◆ Directions for this task ◆
Show every line containing "entity" by copying it.
— begin Provided entries —
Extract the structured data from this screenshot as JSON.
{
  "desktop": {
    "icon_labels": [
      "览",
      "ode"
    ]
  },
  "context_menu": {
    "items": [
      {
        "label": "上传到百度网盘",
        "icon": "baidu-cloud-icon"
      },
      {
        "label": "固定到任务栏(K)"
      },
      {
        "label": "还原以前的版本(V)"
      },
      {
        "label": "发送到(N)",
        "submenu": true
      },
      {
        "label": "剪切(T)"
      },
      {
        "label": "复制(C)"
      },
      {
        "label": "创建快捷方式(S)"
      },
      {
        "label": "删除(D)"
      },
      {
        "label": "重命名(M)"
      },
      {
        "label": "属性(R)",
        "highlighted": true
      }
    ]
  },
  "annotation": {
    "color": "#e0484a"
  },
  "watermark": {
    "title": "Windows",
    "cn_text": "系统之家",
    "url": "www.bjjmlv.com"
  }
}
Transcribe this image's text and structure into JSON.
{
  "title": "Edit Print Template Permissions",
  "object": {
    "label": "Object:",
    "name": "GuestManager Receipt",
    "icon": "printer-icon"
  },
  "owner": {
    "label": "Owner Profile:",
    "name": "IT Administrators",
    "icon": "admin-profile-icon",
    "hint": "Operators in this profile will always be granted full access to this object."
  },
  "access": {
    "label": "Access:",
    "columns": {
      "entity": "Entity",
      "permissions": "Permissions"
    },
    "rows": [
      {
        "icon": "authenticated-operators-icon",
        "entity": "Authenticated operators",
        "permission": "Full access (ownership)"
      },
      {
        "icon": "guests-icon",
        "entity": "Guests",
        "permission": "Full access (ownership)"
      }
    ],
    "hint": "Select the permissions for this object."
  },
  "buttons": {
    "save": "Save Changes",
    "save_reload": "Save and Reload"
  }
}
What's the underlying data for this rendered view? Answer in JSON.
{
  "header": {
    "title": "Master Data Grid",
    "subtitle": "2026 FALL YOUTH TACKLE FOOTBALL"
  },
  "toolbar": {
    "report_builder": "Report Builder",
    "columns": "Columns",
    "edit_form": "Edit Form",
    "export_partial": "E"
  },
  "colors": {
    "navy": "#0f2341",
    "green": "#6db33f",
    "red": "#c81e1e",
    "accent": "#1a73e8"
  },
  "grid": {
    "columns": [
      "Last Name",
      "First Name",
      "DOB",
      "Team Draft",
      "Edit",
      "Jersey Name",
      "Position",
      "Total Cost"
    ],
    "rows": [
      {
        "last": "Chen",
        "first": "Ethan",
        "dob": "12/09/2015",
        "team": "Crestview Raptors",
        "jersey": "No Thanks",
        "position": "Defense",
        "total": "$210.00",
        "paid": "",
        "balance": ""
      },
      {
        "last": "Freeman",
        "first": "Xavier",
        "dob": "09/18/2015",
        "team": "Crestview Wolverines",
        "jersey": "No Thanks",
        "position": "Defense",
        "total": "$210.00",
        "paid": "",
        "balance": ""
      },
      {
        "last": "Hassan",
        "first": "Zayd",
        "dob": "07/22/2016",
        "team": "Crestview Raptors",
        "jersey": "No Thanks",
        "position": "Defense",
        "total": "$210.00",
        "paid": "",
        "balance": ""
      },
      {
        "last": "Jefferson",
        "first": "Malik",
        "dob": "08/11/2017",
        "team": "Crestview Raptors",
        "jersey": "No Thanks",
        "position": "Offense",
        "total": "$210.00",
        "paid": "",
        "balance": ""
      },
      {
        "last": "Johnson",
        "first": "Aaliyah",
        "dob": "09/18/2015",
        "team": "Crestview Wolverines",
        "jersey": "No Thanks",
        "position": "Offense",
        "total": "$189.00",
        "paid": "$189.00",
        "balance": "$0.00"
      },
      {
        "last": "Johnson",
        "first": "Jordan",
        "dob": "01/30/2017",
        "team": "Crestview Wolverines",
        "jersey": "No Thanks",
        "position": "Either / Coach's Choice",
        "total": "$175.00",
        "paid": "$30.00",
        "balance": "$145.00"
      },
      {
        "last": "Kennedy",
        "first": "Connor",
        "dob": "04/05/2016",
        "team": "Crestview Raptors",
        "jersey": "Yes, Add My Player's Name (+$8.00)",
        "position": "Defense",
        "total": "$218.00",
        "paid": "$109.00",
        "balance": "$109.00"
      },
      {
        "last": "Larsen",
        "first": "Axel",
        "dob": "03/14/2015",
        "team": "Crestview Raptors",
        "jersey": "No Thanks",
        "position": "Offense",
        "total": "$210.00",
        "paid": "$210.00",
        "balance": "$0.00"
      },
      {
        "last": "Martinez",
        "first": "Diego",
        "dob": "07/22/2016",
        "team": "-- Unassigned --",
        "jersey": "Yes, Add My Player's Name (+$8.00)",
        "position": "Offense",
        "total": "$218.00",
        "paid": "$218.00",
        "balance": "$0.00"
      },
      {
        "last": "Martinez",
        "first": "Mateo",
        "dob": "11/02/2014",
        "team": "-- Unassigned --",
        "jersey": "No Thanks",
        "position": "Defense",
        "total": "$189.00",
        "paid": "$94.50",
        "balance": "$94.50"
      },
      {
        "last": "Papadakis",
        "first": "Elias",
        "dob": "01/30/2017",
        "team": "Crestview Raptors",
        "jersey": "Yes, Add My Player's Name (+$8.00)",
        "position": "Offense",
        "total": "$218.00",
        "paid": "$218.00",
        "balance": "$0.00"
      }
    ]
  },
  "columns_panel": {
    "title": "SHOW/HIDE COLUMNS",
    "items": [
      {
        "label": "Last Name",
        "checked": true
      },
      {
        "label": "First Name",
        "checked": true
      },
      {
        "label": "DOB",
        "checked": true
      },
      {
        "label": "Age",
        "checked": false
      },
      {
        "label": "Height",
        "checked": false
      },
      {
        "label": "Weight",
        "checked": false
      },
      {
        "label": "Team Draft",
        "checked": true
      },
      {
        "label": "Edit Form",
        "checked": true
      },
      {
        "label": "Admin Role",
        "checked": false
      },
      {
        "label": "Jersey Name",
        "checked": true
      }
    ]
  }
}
— end Provided entries —
◆ Correct answer ◆
      "entity": "Entity",
        "entity": "Authenticated operators",
        "entity": "Guests",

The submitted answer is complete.